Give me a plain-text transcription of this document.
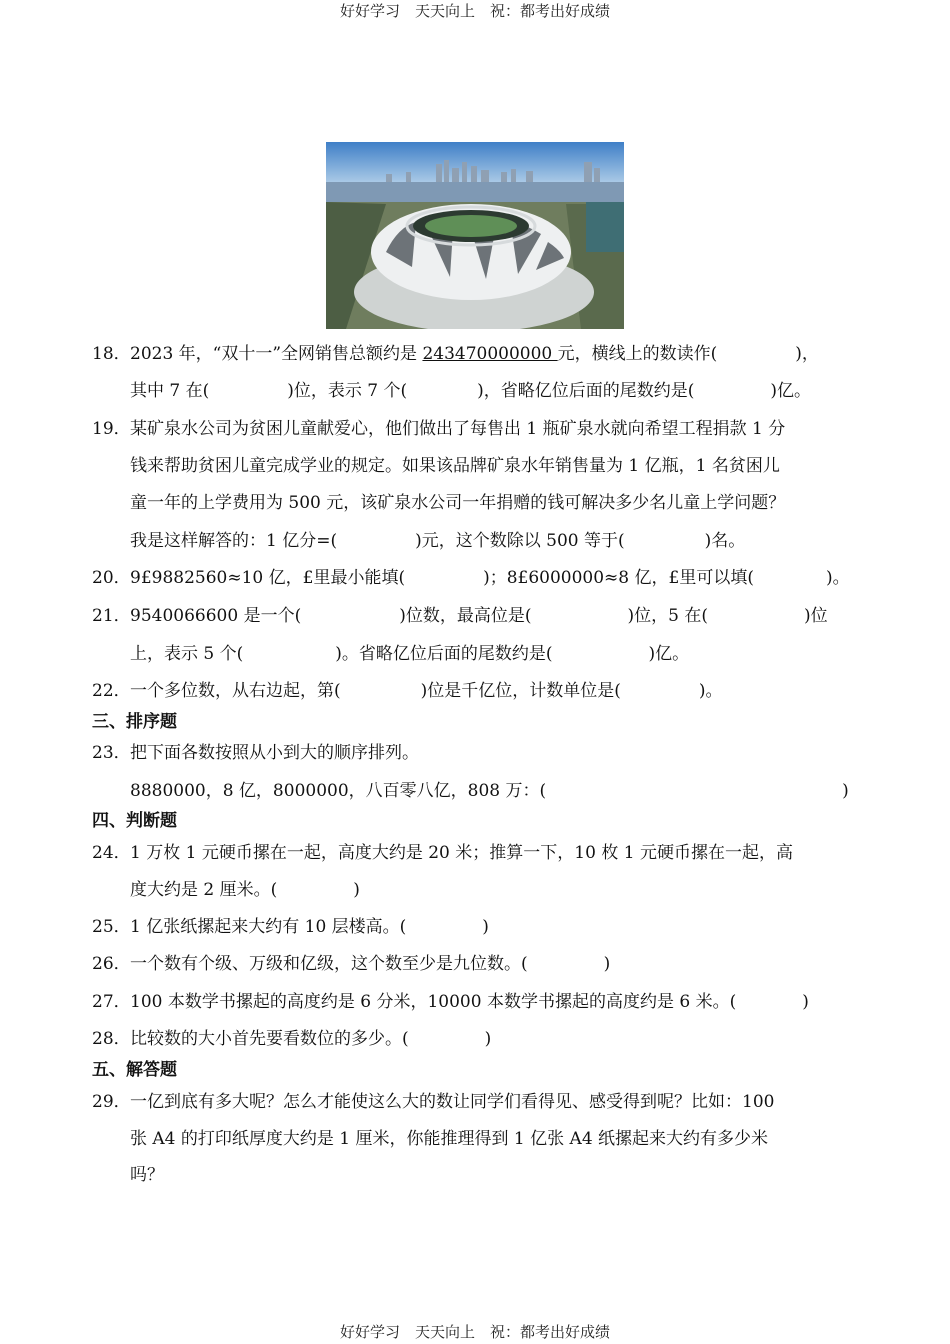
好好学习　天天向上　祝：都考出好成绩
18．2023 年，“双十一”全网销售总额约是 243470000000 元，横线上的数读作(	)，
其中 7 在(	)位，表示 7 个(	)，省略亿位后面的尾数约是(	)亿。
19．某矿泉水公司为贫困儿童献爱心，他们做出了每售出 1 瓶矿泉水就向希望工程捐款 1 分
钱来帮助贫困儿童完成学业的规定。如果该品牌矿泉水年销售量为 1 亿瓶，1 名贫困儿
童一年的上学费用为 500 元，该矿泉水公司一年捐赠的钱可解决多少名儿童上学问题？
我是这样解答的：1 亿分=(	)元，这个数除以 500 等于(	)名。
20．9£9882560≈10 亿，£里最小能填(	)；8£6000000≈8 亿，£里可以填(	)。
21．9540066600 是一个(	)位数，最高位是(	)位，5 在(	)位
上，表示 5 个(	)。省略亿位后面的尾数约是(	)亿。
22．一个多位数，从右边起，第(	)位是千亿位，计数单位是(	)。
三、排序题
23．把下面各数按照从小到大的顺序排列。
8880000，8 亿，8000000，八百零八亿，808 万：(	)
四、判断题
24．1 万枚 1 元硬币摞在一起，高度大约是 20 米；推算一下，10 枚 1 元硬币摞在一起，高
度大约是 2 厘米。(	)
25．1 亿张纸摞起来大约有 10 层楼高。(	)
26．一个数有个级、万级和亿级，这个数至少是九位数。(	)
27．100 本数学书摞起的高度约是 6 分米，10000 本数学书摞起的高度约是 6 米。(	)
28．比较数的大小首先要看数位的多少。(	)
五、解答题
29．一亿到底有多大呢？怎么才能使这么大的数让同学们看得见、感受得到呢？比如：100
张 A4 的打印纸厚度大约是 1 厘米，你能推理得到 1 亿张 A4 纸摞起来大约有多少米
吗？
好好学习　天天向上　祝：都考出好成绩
★ ★ ★ ★ ★
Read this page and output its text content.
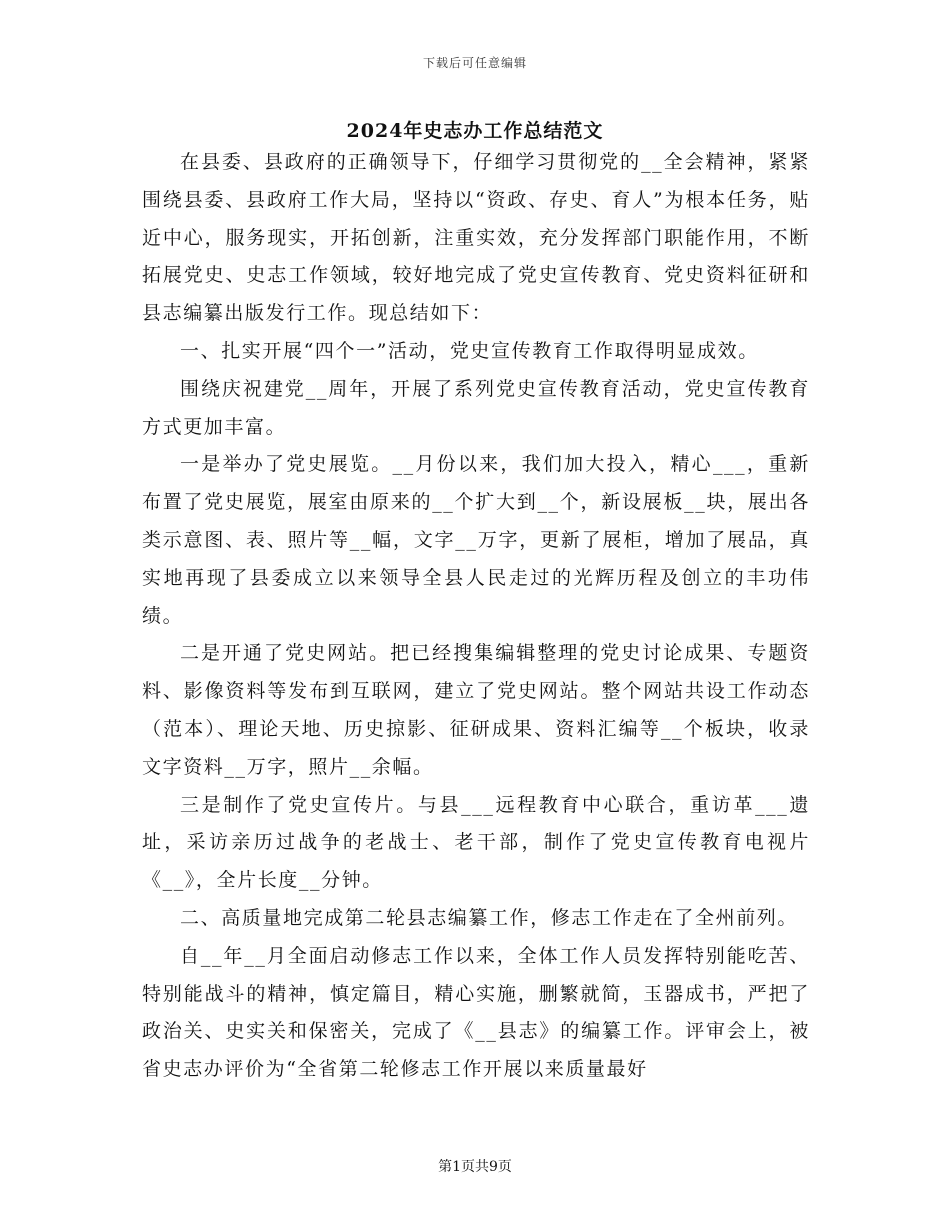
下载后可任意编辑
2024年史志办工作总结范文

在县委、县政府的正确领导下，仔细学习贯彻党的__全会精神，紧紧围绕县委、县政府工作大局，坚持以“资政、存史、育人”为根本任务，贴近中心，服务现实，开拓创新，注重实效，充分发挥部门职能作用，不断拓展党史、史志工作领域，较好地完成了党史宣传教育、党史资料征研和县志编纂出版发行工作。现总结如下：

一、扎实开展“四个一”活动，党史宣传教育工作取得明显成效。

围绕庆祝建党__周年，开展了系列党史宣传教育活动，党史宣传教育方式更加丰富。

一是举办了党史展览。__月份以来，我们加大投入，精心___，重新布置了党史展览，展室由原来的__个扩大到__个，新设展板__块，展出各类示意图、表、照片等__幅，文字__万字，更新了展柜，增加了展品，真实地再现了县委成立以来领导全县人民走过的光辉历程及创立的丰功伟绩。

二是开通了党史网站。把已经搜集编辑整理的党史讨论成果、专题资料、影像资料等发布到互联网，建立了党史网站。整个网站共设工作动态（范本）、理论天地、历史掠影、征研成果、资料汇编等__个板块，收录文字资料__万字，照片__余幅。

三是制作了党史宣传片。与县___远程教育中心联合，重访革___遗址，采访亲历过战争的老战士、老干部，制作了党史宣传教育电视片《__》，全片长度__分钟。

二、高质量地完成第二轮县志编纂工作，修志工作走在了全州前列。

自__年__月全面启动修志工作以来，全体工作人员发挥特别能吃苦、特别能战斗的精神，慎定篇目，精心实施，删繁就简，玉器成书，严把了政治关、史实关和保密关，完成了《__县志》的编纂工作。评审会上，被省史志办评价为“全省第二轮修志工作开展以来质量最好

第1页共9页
★ ★ ★ ★ ★
**WHAT NEEDS TO BE DONE:** Look through the entries above; copy every line holding the string "text".

**FINAL ANSWER:**
Give me a plain-text transcription of this document.
Read this page and output its text content.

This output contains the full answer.